### DOCUMENT PASSAGE

.....

Day Three hundred and three - Dreary town

There's a story I've been meaning to tell here for quite a while now, but I always end up forgetting to do so for some reason. I've made any number of mental notes, but they always evaporate from my mind. So there's this guy that leaves on my street, right? He lives just up the road. Good looking guy, maybe getting a bit pudgy with the years, but still, a guy most women would find interesting. Married - though whether happily or not I wouldn't be able to say - to a gorgeous girl, who was in fact an online 'friend' of mine, though we never talked. They have a beautiful daughter, and I often see him down at the supermarket, or walking their dogs. What's so special about this guy, you might ask, that merits this attention? Well, you see, he was one of my high school bullies. I met him when I first started my eighth grade, and I think I might have illustrated way back when I wrote about that time, just how awful the school I went to was, and how pretty much everyone in my class was 2-3 years older than I was. Well, one of my classmates was... let's call him Henry. He was already one of the tallest in class, and certainly one of the strongest. I got to know just how strong he was first hand right from the start : the moment this motherfucker laid eyes on me, he punched right on the side of the arm, as hard as he could. That was a ritual that lasted the whole year, what an immense joy that was. After eighth grade, though, I never saw him again, I don't think. And aside from a few moments of PTSD flashbacks where I vividly and painfully remember each punch he gave me, I rarely ever thought of this guy.

But a few years back I came across him right here on the street where we lived in, him with his amazing, hot wife, and he recognized me at once. So did I, but I did him the courtesy of pretending I didn't know him. The guy didn't pay me in kind, and moved towards me. And as he approached me, I saw him reaching out a hand towards me, as if we were long lost friends. The girl was beside him, an expectant look in her face. I left the hand hanging where it was presented to me. I looked at him, he's still an imposing figure, and though I've grown to be just as tall as he is, that teenage part of me still felt intimidated. I asked him what the fuck he wanted, and he genuinely seemed to feign confusion. Maybe he expected me to welcome him with open arms. For long moments his hand still hung extended, a slight look of perplexity crossing his eyes. Get the fuck outta here, I told him. And straight to the girl's face I told her how this fucker basically ruined my day every single day. But that was twenty five years ago, Henry says, thinking it would somehow make things ok. 

There are things that I just don't get. I mean, this guy was always a lunk. I'm not the sharpest tool in the shed neither, but this guy was pretty much the epitome of the guy who'd only get by on his looks, a harebrained piece of beefcake. He was a pretty bad student, and not that I wasn't either, but already by then I was so incredibly arrogant because I used to think I could run rings around anyone there, at least on an intelectual level. Sure, I didn't know maths of physics, but I was already reading philosophy and more erudite literature. And true, maybe I didn't get everything I read, but oh oh oh, the sense of arrogance and superiority it granted me... and yet this fucker, I came to learn, got a degree in some form of engineering and the other, got the kind of life I could never dream of. Man, out of all the things I could have chosen to be, why did I have to choose mediocrity? The very thing I loathe the most.

.....

### LISTING
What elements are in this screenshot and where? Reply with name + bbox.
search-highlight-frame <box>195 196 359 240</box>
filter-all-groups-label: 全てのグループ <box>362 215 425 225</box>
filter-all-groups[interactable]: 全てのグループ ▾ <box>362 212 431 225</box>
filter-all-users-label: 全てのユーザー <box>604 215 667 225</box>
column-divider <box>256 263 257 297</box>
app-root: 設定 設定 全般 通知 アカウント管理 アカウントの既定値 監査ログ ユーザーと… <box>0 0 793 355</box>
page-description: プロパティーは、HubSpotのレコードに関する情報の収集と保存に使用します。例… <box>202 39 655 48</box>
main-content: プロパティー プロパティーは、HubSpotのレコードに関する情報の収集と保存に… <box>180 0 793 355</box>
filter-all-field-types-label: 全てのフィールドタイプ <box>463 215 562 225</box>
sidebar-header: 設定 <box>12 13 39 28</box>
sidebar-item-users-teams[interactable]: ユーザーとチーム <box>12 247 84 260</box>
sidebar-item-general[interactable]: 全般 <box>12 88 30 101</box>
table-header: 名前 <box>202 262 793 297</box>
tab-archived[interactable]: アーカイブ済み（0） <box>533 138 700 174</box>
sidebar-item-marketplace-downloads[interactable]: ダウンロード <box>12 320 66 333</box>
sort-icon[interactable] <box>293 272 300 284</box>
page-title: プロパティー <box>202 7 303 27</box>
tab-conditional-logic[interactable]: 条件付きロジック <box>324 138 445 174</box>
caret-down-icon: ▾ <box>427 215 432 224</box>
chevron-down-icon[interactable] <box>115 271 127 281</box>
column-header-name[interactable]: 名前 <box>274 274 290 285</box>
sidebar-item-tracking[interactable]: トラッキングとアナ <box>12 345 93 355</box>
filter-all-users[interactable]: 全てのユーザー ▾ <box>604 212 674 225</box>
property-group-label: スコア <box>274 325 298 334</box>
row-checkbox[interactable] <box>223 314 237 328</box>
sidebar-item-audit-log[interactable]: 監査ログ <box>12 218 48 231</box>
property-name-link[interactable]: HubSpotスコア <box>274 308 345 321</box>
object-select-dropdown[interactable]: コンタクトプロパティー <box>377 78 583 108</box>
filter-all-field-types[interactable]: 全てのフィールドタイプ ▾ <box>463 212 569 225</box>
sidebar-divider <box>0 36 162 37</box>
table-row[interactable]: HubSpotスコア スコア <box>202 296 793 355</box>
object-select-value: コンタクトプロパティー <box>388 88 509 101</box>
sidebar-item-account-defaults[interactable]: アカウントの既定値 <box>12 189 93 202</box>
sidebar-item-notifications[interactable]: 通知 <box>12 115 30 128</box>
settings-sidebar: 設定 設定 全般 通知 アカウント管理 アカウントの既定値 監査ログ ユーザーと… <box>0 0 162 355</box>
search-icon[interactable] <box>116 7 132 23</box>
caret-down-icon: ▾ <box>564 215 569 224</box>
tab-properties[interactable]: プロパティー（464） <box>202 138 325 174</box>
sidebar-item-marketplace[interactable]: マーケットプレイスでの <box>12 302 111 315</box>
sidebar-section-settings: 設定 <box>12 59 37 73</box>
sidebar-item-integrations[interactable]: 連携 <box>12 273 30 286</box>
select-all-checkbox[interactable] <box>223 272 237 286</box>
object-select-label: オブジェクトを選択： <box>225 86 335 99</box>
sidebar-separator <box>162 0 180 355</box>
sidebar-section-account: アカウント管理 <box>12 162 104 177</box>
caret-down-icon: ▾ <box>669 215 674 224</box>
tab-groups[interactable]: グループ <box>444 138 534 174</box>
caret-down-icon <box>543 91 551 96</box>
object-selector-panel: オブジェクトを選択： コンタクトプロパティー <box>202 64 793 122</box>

.....

### SHORT TASK
In the diary entry, how long ago did Henry say the bullying had happened? The lines above have no connection to the diary entry.

### OUTPUT BELOW
Twenty-five years ago.